Data entries:

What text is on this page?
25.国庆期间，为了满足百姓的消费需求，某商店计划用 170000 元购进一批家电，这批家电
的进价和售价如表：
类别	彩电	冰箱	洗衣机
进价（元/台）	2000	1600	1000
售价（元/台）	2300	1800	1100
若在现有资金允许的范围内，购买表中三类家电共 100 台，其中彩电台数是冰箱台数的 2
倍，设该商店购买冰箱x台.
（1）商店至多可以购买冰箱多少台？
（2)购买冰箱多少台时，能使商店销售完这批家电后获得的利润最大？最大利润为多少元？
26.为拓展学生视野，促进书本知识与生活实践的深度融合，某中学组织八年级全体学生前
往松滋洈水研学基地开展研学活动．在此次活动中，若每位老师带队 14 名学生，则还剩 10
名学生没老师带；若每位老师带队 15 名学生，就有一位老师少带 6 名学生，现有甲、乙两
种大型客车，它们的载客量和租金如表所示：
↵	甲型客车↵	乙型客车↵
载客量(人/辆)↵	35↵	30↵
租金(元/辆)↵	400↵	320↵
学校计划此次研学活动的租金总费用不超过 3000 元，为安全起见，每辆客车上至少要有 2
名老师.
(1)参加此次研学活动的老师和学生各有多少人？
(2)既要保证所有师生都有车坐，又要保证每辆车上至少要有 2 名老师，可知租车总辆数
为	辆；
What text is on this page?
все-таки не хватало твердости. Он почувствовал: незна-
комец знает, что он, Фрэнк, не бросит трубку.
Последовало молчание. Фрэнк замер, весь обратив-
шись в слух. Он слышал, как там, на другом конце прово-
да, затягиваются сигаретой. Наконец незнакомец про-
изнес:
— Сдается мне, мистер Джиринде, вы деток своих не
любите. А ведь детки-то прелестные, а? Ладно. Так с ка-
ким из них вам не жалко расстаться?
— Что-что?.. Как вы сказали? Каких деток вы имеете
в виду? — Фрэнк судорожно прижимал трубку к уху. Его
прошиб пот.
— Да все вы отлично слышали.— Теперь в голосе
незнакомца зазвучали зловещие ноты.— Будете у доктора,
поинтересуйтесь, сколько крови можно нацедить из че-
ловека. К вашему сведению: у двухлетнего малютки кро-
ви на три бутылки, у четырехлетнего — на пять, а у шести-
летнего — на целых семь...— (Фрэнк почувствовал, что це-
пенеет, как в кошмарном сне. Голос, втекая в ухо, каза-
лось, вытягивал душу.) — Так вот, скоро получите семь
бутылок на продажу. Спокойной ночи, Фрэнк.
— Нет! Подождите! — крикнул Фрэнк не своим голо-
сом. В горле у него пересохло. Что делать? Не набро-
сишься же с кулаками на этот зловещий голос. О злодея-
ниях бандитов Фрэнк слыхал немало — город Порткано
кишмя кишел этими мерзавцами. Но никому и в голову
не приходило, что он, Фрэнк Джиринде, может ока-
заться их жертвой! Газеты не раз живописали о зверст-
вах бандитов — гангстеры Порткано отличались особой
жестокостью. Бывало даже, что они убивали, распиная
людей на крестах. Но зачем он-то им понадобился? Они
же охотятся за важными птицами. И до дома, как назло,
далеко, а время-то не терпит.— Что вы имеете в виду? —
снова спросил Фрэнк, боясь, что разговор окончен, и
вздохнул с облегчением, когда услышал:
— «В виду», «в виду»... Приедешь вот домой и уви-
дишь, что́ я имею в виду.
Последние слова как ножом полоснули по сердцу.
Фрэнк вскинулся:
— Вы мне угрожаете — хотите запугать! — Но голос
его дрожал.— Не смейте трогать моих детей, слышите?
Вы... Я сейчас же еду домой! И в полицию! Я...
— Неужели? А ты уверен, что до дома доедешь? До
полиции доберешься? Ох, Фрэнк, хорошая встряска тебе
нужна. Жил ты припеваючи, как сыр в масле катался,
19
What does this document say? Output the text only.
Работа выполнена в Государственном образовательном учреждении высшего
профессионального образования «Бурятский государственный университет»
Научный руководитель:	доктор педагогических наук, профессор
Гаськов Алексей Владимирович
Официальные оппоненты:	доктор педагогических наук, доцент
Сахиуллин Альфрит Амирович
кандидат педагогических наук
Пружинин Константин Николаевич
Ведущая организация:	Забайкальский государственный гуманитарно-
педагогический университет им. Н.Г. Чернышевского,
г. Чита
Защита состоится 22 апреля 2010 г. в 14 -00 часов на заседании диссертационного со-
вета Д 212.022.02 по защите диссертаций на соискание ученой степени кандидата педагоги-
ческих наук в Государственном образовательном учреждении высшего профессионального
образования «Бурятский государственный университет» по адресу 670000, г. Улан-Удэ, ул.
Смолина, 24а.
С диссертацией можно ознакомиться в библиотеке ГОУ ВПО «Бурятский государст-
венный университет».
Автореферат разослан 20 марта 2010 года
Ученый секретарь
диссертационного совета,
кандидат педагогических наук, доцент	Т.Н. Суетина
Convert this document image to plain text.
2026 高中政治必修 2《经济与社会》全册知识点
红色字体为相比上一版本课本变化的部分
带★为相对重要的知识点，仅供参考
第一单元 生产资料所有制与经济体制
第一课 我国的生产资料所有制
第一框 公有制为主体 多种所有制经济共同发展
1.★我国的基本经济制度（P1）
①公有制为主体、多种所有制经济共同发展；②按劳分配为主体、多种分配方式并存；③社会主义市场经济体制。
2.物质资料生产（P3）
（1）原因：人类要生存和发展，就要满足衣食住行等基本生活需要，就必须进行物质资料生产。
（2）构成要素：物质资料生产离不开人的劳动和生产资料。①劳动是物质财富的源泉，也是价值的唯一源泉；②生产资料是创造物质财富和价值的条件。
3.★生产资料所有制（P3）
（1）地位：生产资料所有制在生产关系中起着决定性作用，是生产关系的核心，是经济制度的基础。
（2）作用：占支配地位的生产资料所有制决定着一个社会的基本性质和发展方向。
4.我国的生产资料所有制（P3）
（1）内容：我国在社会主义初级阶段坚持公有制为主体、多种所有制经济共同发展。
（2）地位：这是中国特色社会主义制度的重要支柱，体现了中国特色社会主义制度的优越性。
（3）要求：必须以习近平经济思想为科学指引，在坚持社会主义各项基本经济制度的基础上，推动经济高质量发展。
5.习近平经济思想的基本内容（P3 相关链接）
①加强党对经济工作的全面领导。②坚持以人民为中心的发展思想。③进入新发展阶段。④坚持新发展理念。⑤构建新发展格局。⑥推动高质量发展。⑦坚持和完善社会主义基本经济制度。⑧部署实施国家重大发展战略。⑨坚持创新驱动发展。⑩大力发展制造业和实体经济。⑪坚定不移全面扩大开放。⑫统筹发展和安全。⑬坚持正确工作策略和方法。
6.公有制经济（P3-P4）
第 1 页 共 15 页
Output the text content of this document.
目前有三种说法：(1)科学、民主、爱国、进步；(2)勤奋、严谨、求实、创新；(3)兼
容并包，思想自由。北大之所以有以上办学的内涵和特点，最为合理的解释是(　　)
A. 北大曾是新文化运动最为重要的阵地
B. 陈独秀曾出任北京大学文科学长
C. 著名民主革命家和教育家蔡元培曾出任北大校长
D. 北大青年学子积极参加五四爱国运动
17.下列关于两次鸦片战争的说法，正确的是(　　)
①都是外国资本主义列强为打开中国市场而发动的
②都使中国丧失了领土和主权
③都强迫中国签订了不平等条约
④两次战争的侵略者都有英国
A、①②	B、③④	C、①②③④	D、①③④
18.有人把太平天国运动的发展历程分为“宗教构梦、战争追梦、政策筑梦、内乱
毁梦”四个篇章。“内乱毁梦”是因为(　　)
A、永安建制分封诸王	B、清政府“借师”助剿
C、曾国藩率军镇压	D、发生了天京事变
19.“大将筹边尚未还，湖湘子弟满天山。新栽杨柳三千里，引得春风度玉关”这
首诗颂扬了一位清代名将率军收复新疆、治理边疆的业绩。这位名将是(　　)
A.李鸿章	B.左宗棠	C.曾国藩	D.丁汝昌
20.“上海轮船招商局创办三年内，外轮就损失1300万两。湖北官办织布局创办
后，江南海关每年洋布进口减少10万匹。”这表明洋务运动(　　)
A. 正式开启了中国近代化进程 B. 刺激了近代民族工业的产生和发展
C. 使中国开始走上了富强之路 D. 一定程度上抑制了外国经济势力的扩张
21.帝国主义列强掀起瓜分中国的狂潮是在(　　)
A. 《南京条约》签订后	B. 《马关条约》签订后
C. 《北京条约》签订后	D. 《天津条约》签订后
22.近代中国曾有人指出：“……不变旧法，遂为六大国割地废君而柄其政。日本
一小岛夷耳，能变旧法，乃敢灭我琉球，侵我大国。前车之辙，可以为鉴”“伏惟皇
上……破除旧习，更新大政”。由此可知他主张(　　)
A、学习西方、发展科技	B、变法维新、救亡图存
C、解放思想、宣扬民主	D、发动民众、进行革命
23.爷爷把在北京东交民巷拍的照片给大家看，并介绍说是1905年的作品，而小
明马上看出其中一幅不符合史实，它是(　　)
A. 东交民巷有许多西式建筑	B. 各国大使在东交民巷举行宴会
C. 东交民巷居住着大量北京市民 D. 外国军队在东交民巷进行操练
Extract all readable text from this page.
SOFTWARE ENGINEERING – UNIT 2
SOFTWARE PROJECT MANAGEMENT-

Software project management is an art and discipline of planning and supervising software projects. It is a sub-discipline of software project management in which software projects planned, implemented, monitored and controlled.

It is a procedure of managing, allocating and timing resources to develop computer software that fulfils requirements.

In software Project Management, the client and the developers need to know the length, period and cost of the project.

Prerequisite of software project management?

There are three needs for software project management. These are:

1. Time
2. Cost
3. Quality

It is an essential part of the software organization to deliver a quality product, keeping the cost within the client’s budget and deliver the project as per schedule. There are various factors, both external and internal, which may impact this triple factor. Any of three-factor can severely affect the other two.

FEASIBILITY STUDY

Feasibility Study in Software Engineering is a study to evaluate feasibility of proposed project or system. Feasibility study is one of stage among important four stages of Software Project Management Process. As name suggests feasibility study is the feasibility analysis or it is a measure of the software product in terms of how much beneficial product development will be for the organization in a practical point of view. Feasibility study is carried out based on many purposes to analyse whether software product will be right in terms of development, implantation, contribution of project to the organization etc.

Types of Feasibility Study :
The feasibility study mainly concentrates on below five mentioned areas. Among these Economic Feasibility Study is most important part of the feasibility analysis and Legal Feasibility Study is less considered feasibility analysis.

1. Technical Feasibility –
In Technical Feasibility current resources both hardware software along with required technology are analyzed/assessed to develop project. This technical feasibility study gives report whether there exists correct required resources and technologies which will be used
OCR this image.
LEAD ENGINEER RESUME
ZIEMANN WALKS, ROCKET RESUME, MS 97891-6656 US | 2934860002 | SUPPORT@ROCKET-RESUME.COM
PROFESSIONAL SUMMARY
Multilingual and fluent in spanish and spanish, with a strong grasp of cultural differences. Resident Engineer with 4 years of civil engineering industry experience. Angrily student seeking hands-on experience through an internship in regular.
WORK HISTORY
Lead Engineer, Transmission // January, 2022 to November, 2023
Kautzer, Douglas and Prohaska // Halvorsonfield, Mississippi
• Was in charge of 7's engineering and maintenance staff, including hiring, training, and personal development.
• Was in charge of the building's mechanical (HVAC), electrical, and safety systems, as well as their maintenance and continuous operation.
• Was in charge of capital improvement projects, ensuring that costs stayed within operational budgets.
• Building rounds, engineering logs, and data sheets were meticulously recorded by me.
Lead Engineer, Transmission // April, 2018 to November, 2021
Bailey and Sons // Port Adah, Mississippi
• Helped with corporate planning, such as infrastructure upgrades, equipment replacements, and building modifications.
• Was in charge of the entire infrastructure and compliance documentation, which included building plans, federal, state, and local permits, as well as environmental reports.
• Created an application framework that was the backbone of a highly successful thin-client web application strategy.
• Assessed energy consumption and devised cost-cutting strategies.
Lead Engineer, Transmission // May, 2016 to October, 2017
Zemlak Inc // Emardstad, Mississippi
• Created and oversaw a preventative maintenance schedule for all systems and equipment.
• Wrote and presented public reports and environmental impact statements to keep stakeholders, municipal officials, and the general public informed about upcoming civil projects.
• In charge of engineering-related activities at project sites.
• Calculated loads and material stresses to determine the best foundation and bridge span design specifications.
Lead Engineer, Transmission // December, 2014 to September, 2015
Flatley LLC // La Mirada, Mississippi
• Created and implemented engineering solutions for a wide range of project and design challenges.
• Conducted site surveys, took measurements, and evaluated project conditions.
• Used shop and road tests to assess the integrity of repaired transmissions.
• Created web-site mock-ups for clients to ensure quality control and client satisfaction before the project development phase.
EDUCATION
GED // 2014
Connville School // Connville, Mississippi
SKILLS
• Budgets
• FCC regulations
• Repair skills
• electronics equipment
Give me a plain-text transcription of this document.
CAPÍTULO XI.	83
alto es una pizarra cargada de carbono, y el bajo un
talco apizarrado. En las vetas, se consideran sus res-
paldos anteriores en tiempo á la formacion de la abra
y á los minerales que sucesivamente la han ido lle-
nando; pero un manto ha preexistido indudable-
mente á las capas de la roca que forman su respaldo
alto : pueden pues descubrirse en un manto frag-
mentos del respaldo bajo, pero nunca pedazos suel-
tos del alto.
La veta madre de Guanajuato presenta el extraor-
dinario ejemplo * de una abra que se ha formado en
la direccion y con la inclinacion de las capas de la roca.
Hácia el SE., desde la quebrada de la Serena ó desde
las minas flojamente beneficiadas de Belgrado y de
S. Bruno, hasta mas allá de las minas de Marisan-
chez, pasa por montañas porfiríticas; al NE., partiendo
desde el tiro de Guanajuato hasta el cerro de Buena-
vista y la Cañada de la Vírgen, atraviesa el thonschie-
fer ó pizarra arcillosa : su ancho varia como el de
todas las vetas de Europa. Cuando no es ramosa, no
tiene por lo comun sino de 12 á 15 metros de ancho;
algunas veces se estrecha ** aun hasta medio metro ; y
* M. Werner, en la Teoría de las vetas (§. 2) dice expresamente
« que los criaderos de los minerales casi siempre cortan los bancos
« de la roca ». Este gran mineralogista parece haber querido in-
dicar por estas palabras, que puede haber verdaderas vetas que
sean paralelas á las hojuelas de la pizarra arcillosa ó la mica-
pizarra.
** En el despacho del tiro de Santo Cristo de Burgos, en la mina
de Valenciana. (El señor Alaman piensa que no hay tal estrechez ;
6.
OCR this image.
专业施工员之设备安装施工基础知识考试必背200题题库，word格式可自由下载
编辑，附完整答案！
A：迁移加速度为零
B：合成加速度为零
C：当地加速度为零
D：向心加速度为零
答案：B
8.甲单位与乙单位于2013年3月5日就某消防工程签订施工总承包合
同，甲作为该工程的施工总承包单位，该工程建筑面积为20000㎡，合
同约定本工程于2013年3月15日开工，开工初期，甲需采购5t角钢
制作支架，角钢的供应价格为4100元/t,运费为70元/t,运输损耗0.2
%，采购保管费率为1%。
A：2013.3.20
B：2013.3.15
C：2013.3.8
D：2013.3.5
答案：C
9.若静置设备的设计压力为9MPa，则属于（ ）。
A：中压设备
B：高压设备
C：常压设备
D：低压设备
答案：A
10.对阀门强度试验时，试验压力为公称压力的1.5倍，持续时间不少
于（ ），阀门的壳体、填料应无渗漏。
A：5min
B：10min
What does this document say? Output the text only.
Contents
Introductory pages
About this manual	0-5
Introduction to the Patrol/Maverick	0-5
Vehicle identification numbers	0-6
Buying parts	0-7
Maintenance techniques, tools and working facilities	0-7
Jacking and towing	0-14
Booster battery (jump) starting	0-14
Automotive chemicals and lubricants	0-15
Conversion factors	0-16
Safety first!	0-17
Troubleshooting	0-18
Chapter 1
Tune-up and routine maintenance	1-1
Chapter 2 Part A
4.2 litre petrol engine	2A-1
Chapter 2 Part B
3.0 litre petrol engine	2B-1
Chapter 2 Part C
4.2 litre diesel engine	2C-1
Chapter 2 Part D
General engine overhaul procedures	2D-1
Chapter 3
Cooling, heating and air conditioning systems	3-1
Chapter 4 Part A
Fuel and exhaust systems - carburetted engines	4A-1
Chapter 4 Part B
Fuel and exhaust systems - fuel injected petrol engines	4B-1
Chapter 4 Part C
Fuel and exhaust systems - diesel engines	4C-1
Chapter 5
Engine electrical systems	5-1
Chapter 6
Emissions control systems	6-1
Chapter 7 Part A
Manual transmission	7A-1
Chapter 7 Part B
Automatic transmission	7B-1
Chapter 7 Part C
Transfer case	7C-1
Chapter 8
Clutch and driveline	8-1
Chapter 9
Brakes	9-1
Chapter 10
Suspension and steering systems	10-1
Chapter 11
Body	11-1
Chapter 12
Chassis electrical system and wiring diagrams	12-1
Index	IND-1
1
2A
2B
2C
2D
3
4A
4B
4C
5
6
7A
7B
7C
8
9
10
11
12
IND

• Exercise description: Filter for "Guanajuato". Return all lines that hold it.

• Answer below:
La veta madre de Guanajuato presenta el extraor-
desde el tiro de Guanajuato hasta el cerro de Buena-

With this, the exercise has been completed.